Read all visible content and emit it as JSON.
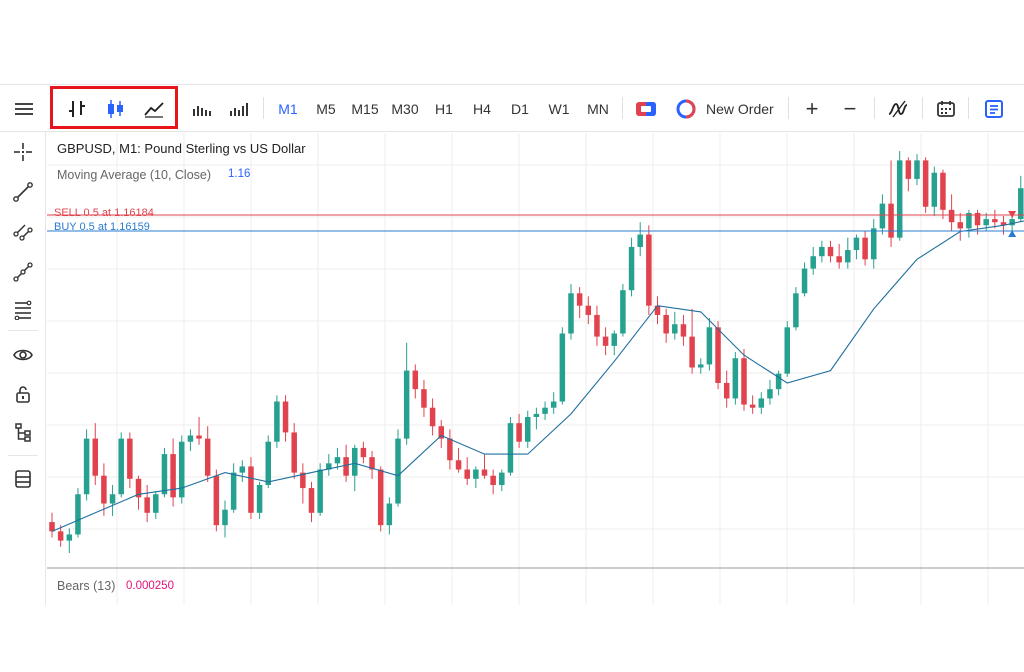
{
  "toolbar": {
    "chart_types": [
      "bar-chart-icon",
      "candlestick-chart-icon",
      "line-chart-icon"
    ],
    "volume_icons": [
      "tick-volume-icon",
      "real-volume-icon"
    ],
    "timeframes": [
      {
        "label": "M1",
        "active": true
      },
      {
        "label": "M5",
        "active": false
      },
      {
        "label": "M15",
        "active": false
      },
      {
        "label": "M30",
        "active": false
      },
      {
        "label": "H1",
        "active": false
      },
      {
        "label": "H4",
        "active": false
      },
      {
        "label": "D1",
        "active": false
      },
      {
        "label": "W1",
        "active": false
      },
      {
        "label": "MN",
        "active": false
      }
    ],
    "new_order_label": "New Order",
    "zoom_in": "+",
    "zoom_out": "−"
  },
  "sidebar": {
    "items": [
      "crosshair-icon",
      "trendline-icon",
      "parallel-channel-icon",
      "polyline-icon",
      "fibonacci-icon",
      "visibility-icon",
      "lock-icon",
      "object-tree-icon",
      "layers-icon"
    ]
  },
  "chart": {
    "title": "GBPUSD, M1: Pound Sterling vs US Dollar",
    "ma_label": "Moving Average (10, Close)",
    "ma_value": "1.16",
    "sell_label": "SELL 0.5 at 1.16184",
    "buy_label": "BUY 0.5 at 1.16159",
    "bears_label": "Bears (13)",
    "bears_value": "0.000250"
  },
  "colors": {
    "bull": "#26a08f",
    "bear": "#e0434e",
    "ma": "#1f6f9f",
    "sell": "#e0434e",
    "buy": "#2a7bd1",
    "accent": "#2962ff",
    "highlight": "#e8141c"
  },
  "chart_data": {
    "type": "candlestick",
    "symbol": "GBPUSD",
    "timeframe": "M1",
    "sell_level": 1.16184,
    "buy_level": 1.16159,
    "indicator": "Moving Average (10, Close)",
    "candles": [
      [
        1.1563,
        1.1566,
        1.1558,
        1.156
      ],
      [
        1.156,
        1.1562,
        1.1555,
        1.1557
      ],
      [
        1.1557,
        1.1561,
        1.1553,
        1.1559
      ],
      [
        1.1559,
        1.1574,
        1.1558,
        1.1572
      ],
      [
        1.1572,
        1.1593,
        1.157,
        1.159
      ],
      [
        1.159,
        1.1595,
        1.1575,
        1.1578
      ],
      [
        1.1578,
        1.1582,
        1.1565,
        1.1569
      ],
      [
        1.1569,
        1.1575,
        1.1565,
        1.1572
      ],
      [
        1.1572,
        1.1592,
        1.1571,
        1.159
      ],
      [
        1.159,
        1.1592,
        1.1574,
        1.1577
      ],
      [
        1.1577,
        1.1578,
        1.1567,
        1.1571
      ],
      [
        1.1571,
        1.1575,
        1.1563,
        1.1566
      ],
      [
        1.1566,
        1.1573,
        1.1564,
        1.1572
      ],
      [
        1.1572,
        1.1587,
        1.1571,
        1.1585
      ],
      [
        1.1585,
        1.159,
        1.1568,
        1.1571
      ],
      [
        1.1571,
        1.1591,
        1.1569,
        1.1589
      ],
      [
        1.1589,
        1.1593,
        1.1586,
        1.1591
      ],
      [
        1.1591,
        1.1597,
        1.1588,
        1.159
      ],
      [
        1.159,
        1.1594,
        1.1576,
        1.1578
      ],
      [
        1.1578,
        1.158,
        1.156,
        1.1562
      ],
      [
        1.1562,
        1.157,
        1.1558,
        1.1567
      ],
      [
        1.1567,
        1.1582,
        1.1566,
        1.1579
      ],
      [
        1.1579,
        1.1583,
        1.1576,
        1.1581
      ],
      [
        1.1581,
        1.1584,
        1.1564,
        1.1566
      ],
      [
        1.1566,
        1.1576,
        1.1564,
        1.1575
      ],
      [
        1.1575,
        1.1591,
        1.1574,
        1.1589
      ],
      [
        1.1589,
        1.1604,
        1.1587,
        1.1602
      ],
      [
        1.1602,
        1.1604,
        1.1589,
        1.1592
      ],
      [
        1.1592,
        1.1595,
        1.1577,
        1.1579
      ],
      [
        1.1579,
        1.1582,
        1.1569,
        1.1574
      ],
      [
        1.1574,
        1.1576,
        1.1563,
        1.1566
      ],
      [
        1.1566,
        1.1582,
        1.1565,
        1.158
      ],
      [
        1.158,
        1.1585,
        1.1578,
        1.1582
      ],
      [
        1.1582,
        1.1587,
        1.158,
        1.1584
      ],
      [
        1.1584,
        1.1588,
        1.1576,
        1.1578
      ],
      [
        1.1578,
        1.1588,
        1.1573,
        1.1587
      ],
      [
        1.1587,
        1.1589,
        1.1582,
        1.1584
      ],
      [
        1.1584,
        1.1586,
        1.1577,
        1.158
      ],
      [
        1.158,
        1.1581,
        1.156,
        1.1562
      ],
      [
        1.1562,
        1.1571,
        1.1559,
        1.1569
      ],
      [
        1.1569,
        1.1593,
        1.1568,
        1.159
      ],
      [
        1.159,
        1.1621,
        1.1588,
        1.1612
      ],
      [
        1.1612,
        1.1614,
        1.1603,
        1.1606
      ],
      [
        1.1606,
        1.1609,
        1.1597,
        1.16
      ],
      [
        1.16,
        1.1603,
        1.1591,
        1.1594
      ],
      [
        1.1594,
        1.1596,
        1.1587,
        1.159
      ],
      [
        1.159,
        1.1593,
        1.158,
        1.1583
      ],
      [
        1.1583,
        1.1587,
        1.1579,
        1.158
      ],
      [
        1.158,
        1.1584,
        1.1575,
        1.1577
      ],
      [
        1.1577,
        1.1581,
        1.1574,
        1.158
      ],
      [
        1.158,
        1.1585,
        1.1577,
        1.1578
      ],
      [
        1.1578,
        1.158,
        1.1572,
        1.1575
      ],
      [
        1.1575,
        1.158,
        1.1573,
        1.1579
      ],
      [
        1.1579,
        1.1597,
        1.1578,
        1.1595
      ],
      [
        1.1595,
        1.1598,
        1.1587,
        1.1589
      ],
      [
        1.1589,
        1.1599,
        1.1587,
        1.1597
      ],
      [
        1.1597,
        1.16,
        1.1593,
        1.1598
      ],
      [
        1.1598,
        1.1602,
        1.1596,
        1.16
      ],
      [
        1.16,
        1.1605,
        1.1598,
        1.1602
      ],
      [
        1.1602,
        1.1626,
        1.1601,
        1.1624
      ],
      [
        1.1624,
        1.164,
        1.1622,
        1.1637
      ],
      [
        1.1637,
        1.1639,
        1.1629,
        1.1633
      ],
      [
        1.1633,
        1.1636,
        1.1627,
        1.163
      ],
      [
        1.163,
        1.1633,
        1.162,
        1.1623
      ],
      [
        1.1623,
        1.1626,
        1.1617,
        1.162
      ],
      [
        1.162,
        1.1625,
        1.1617,
        1.1624
      ],
      [
        1.1624,
        1.164,
        1.1623,
        1.1638
      ],
      [
        1.1638,
        1.1655,
        1.1636,
        1.1652
      ],
      [
        1.1652,
        1.166,
        1.1649,
        1.1656
      ],
      [
        1.1656,
        1.1659,
        1.163,
        1.1633
      ],
      [
        1.1633,
        1.1636,
        1.1627,
        1.163
      ],
      [
        1.163,
        1.1632,
        1.1621,
        1.1624
      ],
      [
        1.1624,
        1.1631,
        1.1622,
        1.1627
      ],
      [
        1.1627,
        1.163,
        1.162,
        1.1623
      ],
      [
        1.1623,
        1.1632,
        1.1611,
        1.1613
      ],
      [
        1.1613,
        1.1616,
        1.1611,
        1.1614
      ],
      [
        1.1614,
        1.1629,
        1.1612,
        1.1626
      ],
      [
        1.1626,
        1.1628,
        1.1606,
        1.1608
      ],
      [
        1.1608,
        1.1612,
        1.16,
        1.1603
      ],
      [
        1.1603,
        1.1618,
        1.1601,
        1.1616
      ],
      [
        1.1616,
        1.1619,
        1.1599,
        1.1601
      ],
      [
        1.1601,
        1.1604,
        1.1598,
        1.16
      ],
      [
        1.16,
        1.1605,
        1.1598,
        1.1603
      ],
      [
        1.1603,
        1.1609,
        1.1601,
        1.1606
      ],
      [
        1.1606,
        1.1612,
        1.1604,
        1.1611
      ],
      [
        1.1611,
        1.1628,
        1.161,
        1.1626
      ],
      [
        1.1626,
        1.1639,
        1.1625,
        1.1637
      ],
      [
        1.1637,
        1.1647,
        1.1636,
        1.1645
      ],
      [
        1.1645,
        1.1652,
        1.1643,
        1.1649
      ],
      [
        1.1649,
        1.1654,
        1.1647,
        1.1652
      ],
      [
        1.1652,
        1.1654,
        1.1647,
        1.1649
      ],
      [
        1.1649,
        1.1653,
        1.1645,
        1.1647
      ],
      [
        1.1647,
        1.1655,
        1.1645,
        1.1651
      ],
      [
        1.1651,
        1.1656,
        1.1648,
        1.1655
      ],
      [
        1.1655,
        1.1657,
        1.1646,
        1.1648
      ],
      [
        1.1648,
        1.1661,
        1.1645,
        1.1658
      ],
      [
        1.1658,
        1.1669,
        1.1656,
        1.1666
      ],
      [
        1.1666,
        1.168,
        1.1652,
        1.1655
      ],
      [
        1.1655,
        1.1683,
        1.1654,
        1.168
      ],
      [
        1.168,
        1.1681,
        1.167,
        1.1674
      ],
      [
        1.1674,
        1.1682,
        1.1672,
        1.168
      ],
      [
        1.168,
        1.1681,
        1.1663,
        1.1665
      ],
      [
        1.1665,
        1.1678,
        1.1662,
        1.1676
      ],
      [
        1.1676,
        1.1677,
        1.1661,
        1.1664
      ],
      [
        1.1664,
        1.1669,
        1.1657,
        1.166
      ],
      [
        1.166,
        1.1663,
        1.1654,
        1.1658
      ],
      [
        1.1658,
        1.1664,
        1.1655,
        1.1663
      ],
      [
        1.1663,
        1.1664,
        1.1656,
        1.1659
      ],
      [
        1.1659,
        1.1663,
        1.1657,
        1.1661
      ],
      [
        1.1661,
        1.1664,
        1.1658,
        1.166
      ],
      [
        1.166,
        1.1662,
        1.1656,
        1.1659
      ],
      [
        1.1659,
        1.1662,
        1.1656,
        1.1661
      ],
      [
        1.1661,
        1.1675,
        1.166,
        1.1671
      ],
      [
        1.1671,
        1.1672,
        1.1664,
        1.1666
      ]
    ],
    "ma": [
      [
        0,
        1.156
      ],
      [
        5,
        1.1566
      ],
      [
        10,
        1.1572
      ],
      [
        15,
        1.1574
      ],
      [
        20,
        1.1579
      ],
      [
        25,
        1.1576
      ],
      [
        30,
        1.1579
      ],
      [
        35,
        1.1582
      ],
      [
        40,
        1.1578
      ],
      [
        45,
        1.1591
      ],
      [
        50,
        1.1585
      ],
      [
        55,
        1.1585
      ],
      [
        60,
        1.1598
      ],
      [
        65,
        1.1615
      ],
      [
        70,
        1.1633
      ],
      [
        75,
        1.1631
      ],
      [
        80,
        1.1617
      ],
      [
        85,
        1.1608
      ],
      [
        90,
        1.1612
      ],
      [
        95,
        1.1632
      ],
      [
        100,
        1.1648
      ],
      [
        105,
        1.1657
      ],
      [
        110,
        1.1659
      ],
      [
        115,
        1.1662
      ]
    ]
  }
}
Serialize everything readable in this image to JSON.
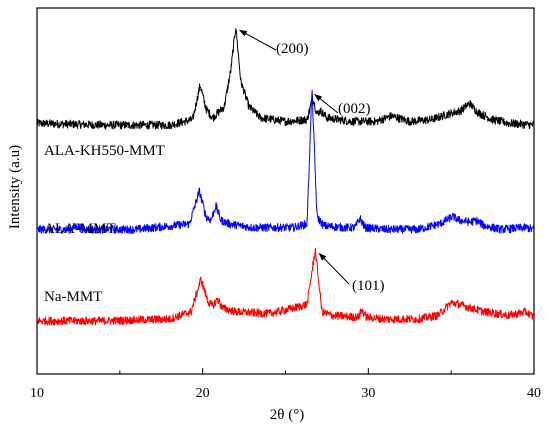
{
  "chart_data": {
    "type": "line",
    "title": "",
    "xlabel": "2θ (°)",
    "ylabel": "Intensity (a.u)",
    "xlim": [
      10,
      40
    ],
    "ylim": [
      0,
      100
    ],
    "y_tick_labels": false,
    "x_ticks": [
      10,
      20,
      30,
      40
    ],
    "x_tick_labels": [
      "10",
      "20",
      "30",
      "40"
    ],
    "grid": false,
    "legend": "none",
    "series": [
      {
        "name": "ALA-KH550-MMT",
        "color": "#000000",
        "baseline": 68,
        "noise": 0.7,
        "x": [
          10,
          14,
          18,
          19.4,
          19.85,
          20.2,
          20.6,
          21.3,
          21.7,
          22.0,
          22.3,
          22.8,
          23.5,
          25,
          26.3,
          26.65,
          26.9,
          27.1,
          27.5,
          28.2,
          29,
          30.5,
          31.4,
          32.5,
          33.8,
          34.8,
          35.6,
          36.1,
          36.6,
          37.5,
          38.5,
          40
        ],
        "y": [
          68.5,
          68,
          68,
          69.5,
          79,
          72.5,
          70,
          73,
          83,
          95,
          80,
          73,
          70,
          69,
          69.5,
          75.5,
          71,
          72,
          70,
          69.5,
          69,
          69,
          70.5,
          69,
          69.5,
          71,
          72,
          74,
          71.5,
          69.5,
          68.5,
          68
        ]
      },
      {
        "name": "ALA-MMT",
        "color": "#0000ff",
        "baseline": 38.5,
        "noise": 0.7,
        "x": [
          10,
          12,
          12.4,
          12.8,
          16,
          19.2,
          19.8,
          20.2,
          20.5,
          20.8,
          21.1,
          21.6,
          23,
          25.5,
          26.3,
          26.6,
          26.9,
          27.3,
          28.5,
          29.2,
          29.5,
          29.8,
          31,
          33,
          34.3,
          35.1,
          35.5,
          36.2,
          36.5,
          37,
          38,
          39.5,
          40
        ],
        "y": [
          39.5,
          39.5,
          40.5,
          39.5,
          39.5,
          41,
          50,
          43,
          42,
          46,
          42,
          41,
          40,
          40,
          41,
          78,
          43,
          40.5,
          40,
          40,
          42.5,
          40,
          39.5,
          39.5,
          41,
          43,
          42,
          41.5,
          42,
          40.5,
          39.5,
          40,
          39.5
        ]
      },
      {
        "name": "Na-MMT",
        "color": "#ff0000",
        "baseline": 14.5,
        "noise": 0.7,
        "x": [
          10,
          14,
          18,
          19.3,
          19.9,
          20.3,
          20.6,
          20.9,
          21.2,
          22,
          24,
          25.5,
          26.3,
          26.8,
          27.2,
          27.8,
          29.4,
          29.6,
          29.9,
          31,
          33,
          34.2,
          35,
          35.5,
          36.2,
          37,
          38.5,
          39.5,
          40
        ],
        "y": [
          14.5,
          14.5,
          15,
          17,
          26,
          20,
          18.5,
          20.5,
          18,
          17,
          16.5,
          18,
          19,
          34,
          17,
          16,
          15.5,
          17.5,
          15.5,
          15,
          15,
          16,
          19.5,
          19,
          18,
          17,
          16,
          17,
          15.5
        ]
      }
    ],
    "annotations": [
      {
        "text": "(200)",
        "target": [
          22.0,
          95
        ]
      },
      {
        "text": "(002)",
        "target": [
          26.65,
          78
        ]
      },
      {
        "text": "(101)",
        "target": [
          26.8,
          34
        ]
      }
    ]
  }
}
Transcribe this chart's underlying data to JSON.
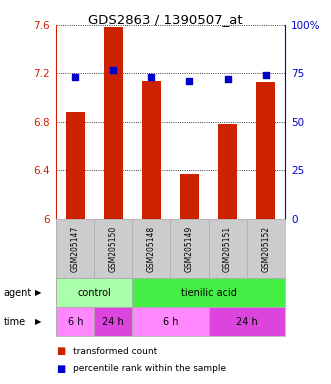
========
Task statement
Take every line from the data that contains the word "candlestick".

Answer in full
      "candlestick-chart-icon",
    "type": "candlestick",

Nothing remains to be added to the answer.